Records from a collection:

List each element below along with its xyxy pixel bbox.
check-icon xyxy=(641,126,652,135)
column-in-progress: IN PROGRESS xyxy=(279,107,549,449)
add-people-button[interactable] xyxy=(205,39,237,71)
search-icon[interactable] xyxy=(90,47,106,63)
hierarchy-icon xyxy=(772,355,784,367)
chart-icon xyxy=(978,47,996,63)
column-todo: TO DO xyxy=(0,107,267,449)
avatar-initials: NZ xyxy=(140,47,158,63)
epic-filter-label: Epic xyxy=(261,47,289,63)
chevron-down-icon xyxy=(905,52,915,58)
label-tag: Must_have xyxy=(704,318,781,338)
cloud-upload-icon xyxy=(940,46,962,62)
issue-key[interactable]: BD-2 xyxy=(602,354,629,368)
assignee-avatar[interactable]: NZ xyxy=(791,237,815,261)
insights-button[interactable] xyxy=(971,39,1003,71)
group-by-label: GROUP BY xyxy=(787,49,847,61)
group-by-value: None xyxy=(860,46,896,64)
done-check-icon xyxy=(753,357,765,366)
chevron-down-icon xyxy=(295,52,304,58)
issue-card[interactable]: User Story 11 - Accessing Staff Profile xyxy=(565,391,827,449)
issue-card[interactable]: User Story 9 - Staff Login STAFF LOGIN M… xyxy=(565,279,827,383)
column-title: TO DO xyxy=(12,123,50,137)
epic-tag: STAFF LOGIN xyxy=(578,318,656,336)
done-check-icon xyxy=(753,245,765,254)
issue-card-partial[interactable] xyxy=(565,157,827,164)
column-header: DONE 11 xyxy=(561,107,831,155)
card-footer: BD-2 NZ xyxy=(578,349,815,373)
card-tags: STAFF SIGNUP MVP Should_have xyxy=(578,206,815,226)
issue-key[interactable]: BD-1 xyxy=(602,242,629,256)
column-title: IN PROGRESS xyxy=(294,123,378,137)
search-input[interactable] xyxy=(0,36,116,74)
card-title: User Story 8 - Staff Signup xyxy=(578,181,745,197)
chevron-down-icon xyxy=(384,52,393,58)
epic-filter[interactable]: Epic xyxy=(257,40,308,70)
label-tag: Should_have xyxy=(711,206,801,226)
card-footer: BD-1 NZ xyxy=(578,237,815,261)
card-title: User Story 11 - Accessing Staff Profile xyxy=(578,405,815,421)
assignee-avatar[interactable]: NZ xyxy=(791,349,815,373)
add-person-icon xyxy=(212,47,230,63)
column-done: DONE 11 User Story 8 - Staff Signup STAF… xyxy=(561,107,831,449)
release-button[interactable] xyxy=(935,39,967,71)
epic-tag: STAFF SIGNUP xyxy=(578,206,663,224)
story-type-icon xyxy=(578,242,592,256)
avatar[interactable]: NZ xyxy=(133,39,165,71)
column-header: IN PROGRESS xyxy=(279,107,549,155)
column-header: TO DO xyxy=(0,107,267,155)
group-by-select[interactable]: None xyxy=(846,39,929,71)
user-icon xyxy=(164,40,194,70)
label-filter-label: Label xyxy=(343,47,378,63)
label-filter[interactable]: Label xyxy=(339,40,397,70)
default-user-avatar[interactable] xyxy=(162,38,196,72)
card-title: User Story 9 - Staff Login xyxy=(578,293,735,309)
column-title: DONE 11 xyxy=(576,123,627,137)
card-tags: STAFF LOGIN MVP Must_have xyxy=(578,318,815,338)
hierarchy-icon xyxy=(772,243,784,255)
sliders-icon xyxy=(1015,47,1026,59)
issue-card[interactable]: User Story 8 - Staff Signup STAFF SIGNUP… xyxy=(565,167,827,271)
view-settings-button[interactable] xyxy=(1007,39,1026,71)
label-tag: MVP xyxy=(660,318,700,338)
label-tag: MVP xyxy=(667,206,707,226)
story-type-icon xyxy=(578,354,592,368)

● **WORK INSTRUCTIONS**: Copy every line of the listing above without changing anything.

● **SOLVED PROBLEM**:
List each element below along with its xyxy pixel bbox.
check-icon xyxy=(641,126,652,135)
column-in-progress: IN PROGRESS xyxy=(279,107,549,449)
add-people-button[interactable] xyxy=(205,39,237,71)
search-icon[interactable] xyxy=(90,47,106,63)
hierarchy-icon xyxy=(772,355,784,367)
chart-icon xyxy=(978,47,996,63)
column-todo: TO DO xyxy=(0,107,267,449)
avatar-initials: NZ xyxy=(140,47,158,63)
epic-filter-label: Epic xyxy=(261,47,289,63)
chevron-down-icon xyxy=(905,52,915,58)
label-tag: Must_have xyxy=(704,318,781,338)
cloud-upload-icon xyxy=(940,46,962,62)
issue-key[interactable]: BD-2 xyxy=(602,354,629,368)
assignee-avatar[interactable]: NZ xyxy=(791,237,815,261)
insights-button[interactable] xyxy=(971,39,1003,71)
group-by-label: GROUP BY xyxy=(787,49,847,61)
group-by-value: None xyxy=(860,46,896,64)
done-check-icon xyxy=(753,357,765,366)
chevron-down-icon xyxy=(295,52,304,58)
issue-card[interactable]: User Story 11 - Accessing Staff Profile xyxy=(565,391,827,449)
issue-card[interactable]: User Story 9 - Staff Login STAFF LOGIN M… xyxy=(565,279,827,383)
column-title: TO DO xyxy=(12,123,50,137)
epic-tag: STAFF LOGIN xyxy=(578,318,656,336)
done-check-icon xyxy=(753,245,765,254)
issue-card-partial[interactable] xyxy=(565,157,827,164)
column-header: DONE 11 xyxy=(561,107,831,155)
card-footer: BD-2 NZ xyxy=(578,349,815,373)
card-tags: STAFF SIGNUP MVP Should_have xyxy=(578,206,815,226)
issue-key[interactable]: BD-1 xyxy=(602,242,629,256)
column-title: IN PROGRESS xyxy=(294,123,378,137)
search-input[interactable] xyxy=(0,36,116,74)
card-title: User Story 8 - Staff Signup xyxy=(578,181,745,197)
chevron-down-icon xyxy=(384,52,393,58)
epic-filter[interactable]: Epic xyxy=(257,40,308,70)
label-tag: Should_have xyxy=(711,206,801,226)
card-footer: BD-1 NZ xyxy=(578,237,815,261)
card-title: User Story 11 - Accessing Staff Profile xyxy=(578,405,815,421)
assignee-avatar[interactable]: NZ xyxy=(791,349,815,373)
add-person-icon xyxy=(212,47,230,63)
column-done: DONE 11 User Story 8 - Staff Signup STAF… xyxy=(561,107,831,449)
release-button[interactable] xyxy=(935,39,967,71)
epic-tag: STAFF SIGNUP xyxy=(578,206,663,224)
story-type-icon xyxy=(578,242,592,256)
avatar[interactable]: NZ xyxy=(133,39,165,71)
column-header: IN PROGRESS xyxy=(279,107,549,155)
column-header: TO DO xyxy=(0,107,267,155)
group-by-select[interactable]: None xyxy=(846,39,929,71)
user-icon xyxy=(164,40,194,70)
label-filter-label: Label xyxy=(343,47,378,63)
label-filter[interactable]: Label xyxy=(339,40,397,70)
default-user-avatar[interactable] xyxy=(162,38,196,72)
card-title: User Story 9 - Staff Login xyxy=(578,293,735,309)
column-title: DONE 11 xyxy=(576,123,627,137)
card-tags: STAFF LOGIN MVP Must_have xyxy=(578,318,815,338)
hierarchy-icon xyxy=(772,243,784,255)
sliders-icon xyxy=(1015,47,1026,59)
issue-card[interactable]: User Story 8 - Staff Signup STAFF SIGNUP… xyxy=(565,167,827,271)
view-settings-button[interactable] xyxy=(1007,39,1026,71)
label-tag: MVP xyxy=(660,318,700,338)
label-tag: MVP xyxy=(667,206,707,226)
story-type-icon xyxy=(578,354,592,368)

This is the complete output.